▶ Written problem: Every line below that holds the string "bureau" should be copied out.

▶ Data shown:
______________________________

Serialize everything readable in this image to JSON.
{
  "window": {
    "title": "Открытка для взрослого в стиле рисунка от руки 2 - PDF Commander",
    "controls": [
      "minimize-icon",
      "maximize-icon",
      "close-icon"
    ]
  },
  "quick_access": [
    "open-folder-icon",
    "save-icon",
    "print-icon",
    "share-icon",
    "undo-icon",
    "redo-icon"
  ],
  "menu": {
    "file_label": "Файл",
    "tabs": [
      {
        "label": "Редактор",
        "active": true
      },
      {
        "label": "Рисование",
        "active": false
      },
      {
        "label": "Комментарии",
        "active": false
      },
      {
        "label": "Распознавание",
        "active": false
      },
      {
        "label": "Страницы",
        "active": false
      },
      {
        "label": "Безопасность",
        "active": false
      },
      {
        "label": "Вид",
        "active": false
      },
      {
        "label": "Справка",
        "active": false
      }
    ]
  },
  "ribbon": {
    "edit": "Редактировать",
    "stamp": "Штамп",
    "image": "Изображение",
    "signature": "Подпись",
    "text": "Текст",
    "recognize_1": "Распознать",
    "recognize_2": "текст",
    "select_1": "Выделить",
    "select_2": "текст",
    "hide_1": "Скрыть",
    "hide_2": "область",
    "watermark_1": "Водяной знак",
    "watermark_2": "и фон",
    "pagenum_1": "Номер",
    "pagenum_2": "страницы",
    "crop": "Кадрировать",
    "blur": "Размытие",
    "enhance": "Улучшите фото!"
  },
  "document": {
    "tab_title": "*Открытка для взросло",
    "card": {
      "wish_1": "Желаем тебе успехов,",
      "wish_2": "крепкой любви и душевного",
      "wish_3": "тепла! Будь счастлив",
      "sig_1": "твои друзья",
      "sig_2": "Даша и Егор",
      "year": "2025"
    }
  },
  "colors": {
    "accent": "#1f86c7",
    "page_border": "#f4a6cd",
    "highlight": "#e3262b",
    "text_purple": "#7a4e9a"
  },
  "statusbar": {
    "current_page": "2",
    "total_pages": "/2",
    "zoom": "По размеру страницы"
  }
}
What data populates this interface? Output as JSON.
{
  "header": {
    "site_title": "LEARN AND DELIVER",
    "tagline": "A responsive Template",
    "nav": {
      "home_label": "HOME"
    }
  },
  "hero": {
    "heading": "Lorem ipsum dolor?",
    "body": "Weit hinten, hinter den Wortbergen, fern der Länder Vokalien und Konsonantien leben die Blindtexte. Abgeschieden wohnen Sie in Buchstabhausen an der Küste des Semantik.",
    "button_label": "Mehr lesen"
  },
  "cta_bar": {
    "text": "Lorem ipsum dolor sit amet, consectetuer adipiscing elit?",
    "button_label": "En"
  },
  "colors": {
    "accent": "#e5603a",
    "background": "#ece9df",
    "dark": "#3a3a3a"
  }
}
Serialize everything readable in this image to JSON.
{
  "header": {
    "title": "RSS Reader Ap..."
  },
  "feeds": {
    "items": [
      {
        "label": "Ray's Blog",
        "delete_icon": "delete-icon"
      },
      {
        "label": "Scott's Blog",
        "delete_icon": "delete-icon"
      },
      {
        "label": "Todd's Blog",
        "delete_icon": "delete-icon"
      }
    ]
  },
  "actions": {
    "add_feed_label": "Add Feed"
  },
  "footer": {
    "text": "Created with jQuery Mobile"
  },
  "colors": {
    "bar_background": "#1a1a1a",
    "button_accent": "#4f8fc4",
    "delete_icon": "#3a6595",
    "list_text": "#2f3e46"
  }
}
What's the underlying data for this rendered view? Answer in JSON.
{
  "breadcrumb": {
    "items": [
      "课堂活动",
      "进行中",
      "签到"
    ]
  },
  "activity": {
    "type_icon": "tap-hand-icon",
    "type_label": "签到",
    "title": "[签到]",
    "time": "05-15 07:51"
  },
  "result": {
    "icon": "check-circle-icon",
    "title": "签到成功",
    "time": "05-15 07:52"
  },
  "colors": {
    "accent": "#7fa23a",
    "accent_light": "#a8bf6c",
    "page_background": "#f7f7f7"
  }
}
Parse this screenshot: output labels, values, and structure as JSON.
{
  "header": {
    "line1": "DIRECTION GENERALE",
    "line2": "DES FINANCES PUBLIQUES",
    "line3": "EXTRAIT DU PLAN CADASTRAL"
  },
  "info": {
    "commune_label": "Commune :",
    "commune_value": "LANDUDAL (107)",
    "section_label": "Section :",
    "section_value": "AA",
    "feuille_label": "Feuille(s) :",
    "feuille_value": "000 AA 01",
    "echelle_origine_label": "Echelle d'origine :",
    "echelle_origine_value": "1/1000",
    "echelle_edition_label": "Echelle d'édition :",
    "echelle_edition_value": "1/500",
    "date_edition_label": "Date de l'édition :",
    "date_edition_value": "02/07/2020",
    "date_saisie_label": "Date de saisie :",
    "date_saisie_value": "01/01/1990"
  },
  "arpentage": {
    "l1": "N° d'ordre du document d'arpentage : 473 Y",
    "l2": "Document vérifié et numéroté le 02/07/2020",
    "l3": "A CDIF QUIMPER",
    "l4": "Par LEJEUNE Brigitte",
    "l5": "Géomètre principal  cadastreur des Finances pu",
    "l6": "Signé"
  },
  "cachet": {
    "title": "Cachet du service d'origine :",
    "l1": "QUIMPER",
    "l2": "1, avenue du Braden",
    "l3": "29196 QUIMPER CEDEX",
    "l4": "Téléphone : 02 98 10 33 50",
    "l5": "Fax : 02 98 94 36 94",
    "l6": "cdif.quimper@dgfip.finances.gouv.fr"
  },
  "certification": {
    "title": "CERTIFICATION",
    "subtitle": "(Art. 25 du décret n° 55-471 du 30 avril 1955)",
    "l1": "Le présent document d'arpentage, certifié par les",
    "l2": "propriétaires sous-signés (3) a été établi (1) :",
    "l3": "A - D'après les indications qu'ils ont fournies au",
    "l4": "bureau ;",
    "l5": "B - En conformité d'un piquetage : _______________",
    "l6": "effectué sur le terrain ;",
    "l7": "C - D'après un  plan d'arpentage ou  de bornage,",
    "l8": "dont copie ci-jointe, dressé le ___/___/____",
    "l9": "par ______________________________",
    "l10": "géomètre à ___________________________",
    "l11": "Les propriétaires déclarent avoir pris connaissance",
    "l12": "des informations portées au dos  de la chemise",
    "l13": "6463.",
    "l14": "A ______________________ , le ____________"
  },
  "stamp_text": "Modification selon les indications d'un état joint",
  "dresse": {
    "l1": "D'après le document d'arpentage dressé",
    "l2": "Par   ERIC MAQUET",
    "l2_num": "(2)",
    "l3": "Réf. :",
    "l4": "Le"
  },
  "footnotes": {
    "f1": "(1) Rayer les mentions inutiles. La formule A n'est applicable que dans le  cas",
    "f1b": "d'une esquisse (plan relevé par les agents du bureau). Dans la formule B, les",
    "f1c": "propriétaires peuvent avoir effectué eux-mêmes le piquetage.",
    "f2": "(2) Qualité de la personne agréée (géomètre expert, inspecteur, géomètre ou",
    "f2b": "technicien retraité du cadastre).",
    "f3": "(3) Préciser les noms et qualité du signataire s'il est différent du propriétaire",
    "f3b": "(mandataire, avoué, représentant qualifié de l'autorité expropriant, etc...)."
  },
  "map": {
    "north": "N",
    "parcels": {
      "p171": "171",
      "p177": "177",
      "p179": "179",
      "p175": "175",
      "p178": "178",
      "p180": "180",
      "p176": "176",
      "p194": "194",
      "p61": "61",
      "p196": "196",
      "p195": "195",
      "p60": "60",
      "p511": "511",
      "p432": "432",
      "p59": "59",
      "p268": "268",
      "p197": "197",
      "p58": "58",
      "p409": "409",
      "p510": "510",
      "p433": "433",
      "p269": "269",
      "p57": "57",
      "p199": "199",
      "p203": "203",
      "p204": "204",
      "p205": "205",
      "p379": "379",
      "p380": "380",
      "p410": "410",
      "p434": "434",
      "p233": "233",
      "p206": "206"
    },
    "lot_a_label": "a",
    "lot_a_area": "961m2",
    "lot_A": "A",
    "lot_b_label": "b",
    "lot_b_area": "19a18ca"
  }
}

______________________________

▶ Answer below:
    "l4": "bureau ;",
    "f1b": "d'une esquisse (plan relevé par les agents du bureau). Dans la formule B, les",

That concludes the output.